▶ **EXERCISE DETAILS**: Don't copy the pictures; return every other part of the records exactly.

** START OF STORED RECORDS **

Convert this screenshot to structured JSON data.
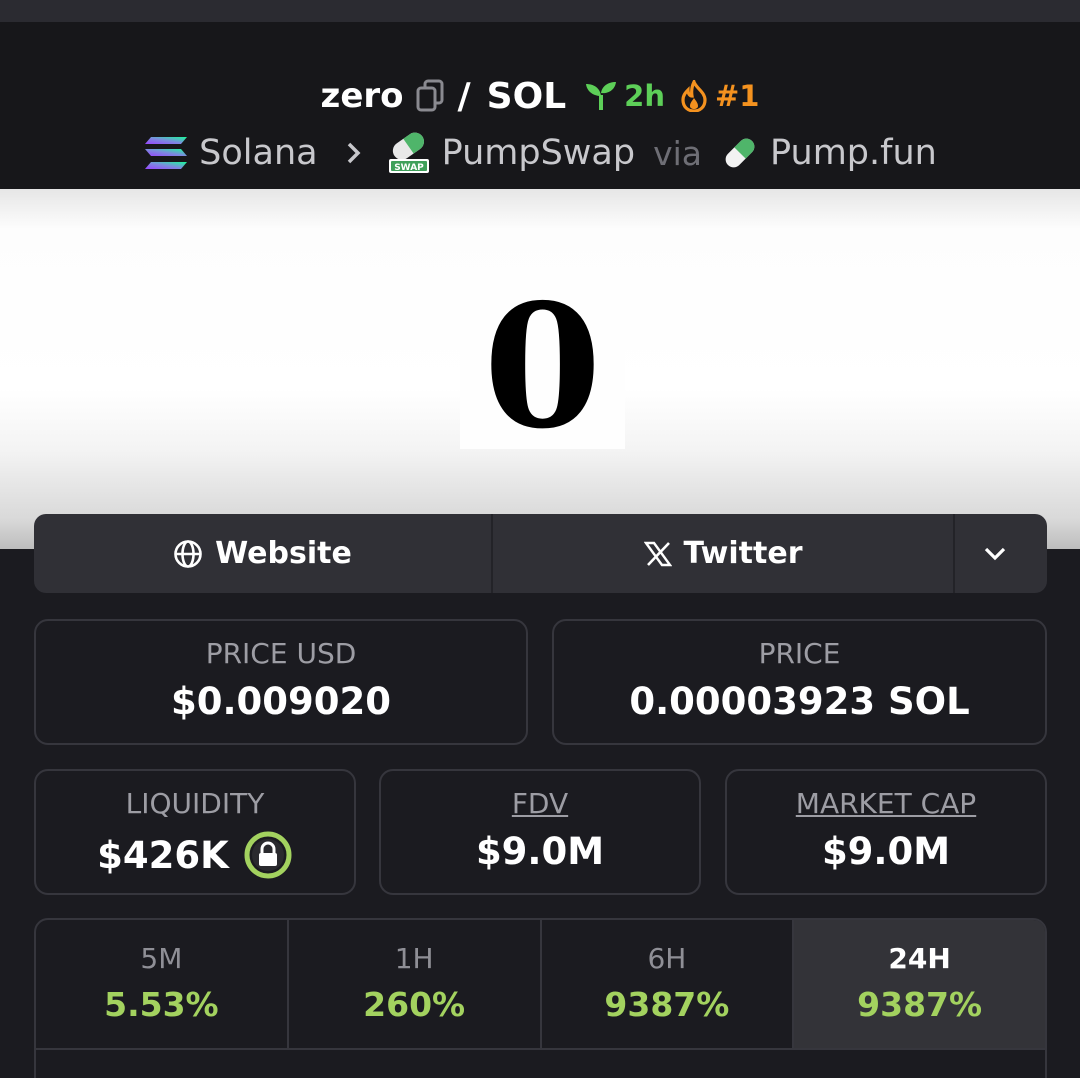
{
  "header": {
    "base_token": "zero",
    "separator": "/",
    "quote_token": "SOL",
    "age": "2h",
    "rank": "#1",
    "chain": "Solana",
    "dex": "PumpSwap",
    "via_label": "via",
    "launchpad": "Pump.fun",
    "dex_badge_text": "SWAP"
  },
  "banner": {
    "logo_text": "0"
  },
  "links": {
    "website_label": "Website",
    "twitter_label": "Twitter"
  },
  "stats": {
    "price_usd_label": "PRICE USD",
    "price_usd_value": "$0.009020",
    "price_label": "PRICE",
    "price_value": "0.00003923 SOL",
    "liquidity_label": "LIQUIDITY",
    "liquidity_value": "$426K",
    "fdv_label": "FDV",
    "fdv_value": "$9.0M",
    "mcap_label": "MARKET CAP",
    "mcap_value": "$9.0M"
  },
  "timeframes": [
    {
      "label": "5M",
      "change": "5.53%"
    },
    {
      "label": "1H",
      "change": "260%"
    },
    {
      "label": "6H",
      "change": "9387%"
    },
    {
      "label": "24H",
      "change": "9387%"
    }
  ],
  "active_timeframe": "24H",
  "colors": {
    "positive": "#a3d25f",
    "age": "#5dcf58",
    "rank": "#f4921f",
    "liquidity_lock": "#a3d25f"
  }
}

** END OF STORED RECORDS **

▶ **SOLUTION**:
Convert this screenshot to structured JSON data.
{
  "header": {
    "base_token": "zero",
    "separator": "/",
    "quote_token": "SOL",
    "age": "2h",
    "rank": "#1",
    "chain": "Solana",
    "dex": "PumpSwap",
    "via_label": "via",
    "launchpad": "Pump.fun",
    "dex_badge_text": "SWAP"
  },
  "banner": {
    "logo_text": "0"
  },
  "links": {
    "website_label": "Website",
    "twitter_label": "Twitter"
  },
  "stats": {
    "price_usd_label": "PRICE USD",
    "price_usd_value": "$0.009020",
    "price_label": "PRICE",
    "price_value": "0.00003923 SOL",
    "liquidity_label": "LIQUIDITY",
    "liquidity_value": "$426K",
    "fdv_label": "FDV",
    "fdv_value": "$9.0M",
    "mcap_label": "MARKET CAP",
    "mcap_value": "$9.0M"
  },
  "timeframes": [
    {
      "label": "5M",
      "change": "5.53%"
    },
    {
      "label": "1H",
      "change": "260%"
    },
    {
      "label": "6H",
      "change": "9387%"
    },
    {
      "label": "24H",
      "change": "9387%"
    }
  ],
  "active_timeframe": "24H",
  "colors": {
    "positive": "#a3d25f",
    "age": "#5dcf58",
    "rank": "#f4921f",
    "liquidity_lock": "#a3d25f"
  }
}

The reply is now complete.